GOAL.
Copy the listing below verbatim, omitting the pictures.

....

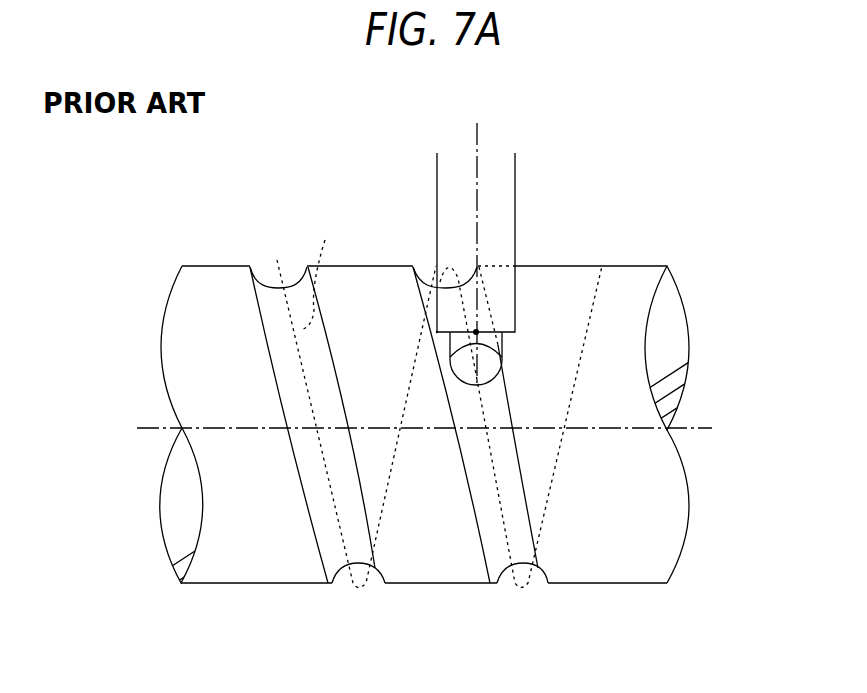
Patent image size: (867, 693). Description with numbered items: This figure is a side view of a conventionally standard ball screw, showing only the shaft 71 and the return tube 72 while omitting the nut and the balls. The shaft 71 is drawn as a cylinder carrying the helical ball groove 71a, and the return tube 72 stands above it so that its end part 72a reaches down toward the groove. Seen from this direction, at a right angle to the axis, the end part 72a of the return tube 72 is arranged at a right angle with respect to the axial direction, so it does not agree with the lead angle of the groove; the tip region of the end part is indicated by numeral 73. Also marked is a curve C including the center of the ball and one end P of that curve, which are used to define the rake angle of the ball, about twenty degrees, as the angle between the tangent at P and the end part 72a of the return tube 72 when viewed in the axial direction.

The shaft 71 is at (215, 282).
The thread groove 71a is at (339, 585).
The return tube 72 is at (447, 172).
The end part of the return tube 72a is at (505, 312).
The cutting edge 73 is at (493, 366).
The curve including the center of the ball C is at (319, 274).
The end of the curve P is at (436, 332).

....

RESULT BELOW.
Patent image size: (867, 693). Description with numbered items: This figure is a side view of a conventionally standard ball screw, showing only the shaft 71 and the return tube 72 while omitting the nut and the balls. The shaft 71 is drawn as a cylinder carrying the helical ball groove 71a, and the return tube 72 stands above it so that its end part 72a reaches down toward the groove. Seen from this direction, at a right angle to the axis, the end part 72a of the return tube 72 is arranged at a right angle with respect to the axial direction, so it does not agree with the lead angle of the groove; the tip region of the end part is indicated by numeral 73. Also marked is a curve C including the center of the ball and one end P of that curve, which are used to define the rake angle of the ball, about twenty degrees, as the angle between the tangent at P and the end part 72a of the return tube 72 when viewed in the axial direction.

The shaft 71 is at (215, 282).
The thread groove 71a is at (339, 585).
The return tube 72 is at (447, 172).
The end part of the return tube 72a is at (505, 312).
The cutting edge 73 is at (493, 366).
The curve including the center of the ball C is at (319, 274).
The end of the curve P is at (436, 332).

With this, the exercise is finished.